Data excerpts
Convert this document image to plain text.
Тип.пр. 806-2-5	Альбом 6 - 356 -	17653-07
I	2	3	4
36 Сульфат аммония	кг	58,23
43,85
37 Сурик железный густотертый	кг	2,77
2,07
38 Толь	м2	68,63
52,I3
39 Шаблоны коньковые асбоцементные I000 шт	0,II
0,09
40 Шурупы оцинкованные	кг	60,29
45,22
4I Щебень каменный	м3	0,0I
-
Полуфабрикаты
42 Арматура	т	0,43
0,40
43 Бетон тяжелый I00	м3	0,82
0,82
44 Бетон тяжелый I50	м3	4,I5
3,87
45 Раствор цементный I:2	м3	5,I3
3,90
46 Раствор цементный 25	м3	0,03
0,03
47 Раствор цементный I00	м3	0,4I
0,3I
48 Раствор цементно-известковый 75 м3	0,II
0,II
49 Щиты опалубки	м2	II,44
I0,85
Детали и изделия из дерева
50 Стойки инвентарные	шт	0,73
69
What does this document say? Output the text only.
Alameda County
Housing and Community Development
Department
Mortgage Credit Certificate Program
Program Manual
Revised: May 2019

Exercise brief: Filter the listing for the word "Раствор" and copy every line that holds it.

Complete response:
45 Раствор цементный I:2	м3	5,I3
46 Раствор цементный 25	м3	0,03
47 Раствор цементный I00	м3	0,4I
48 Раствор цементно-известковый 75 м3	0,II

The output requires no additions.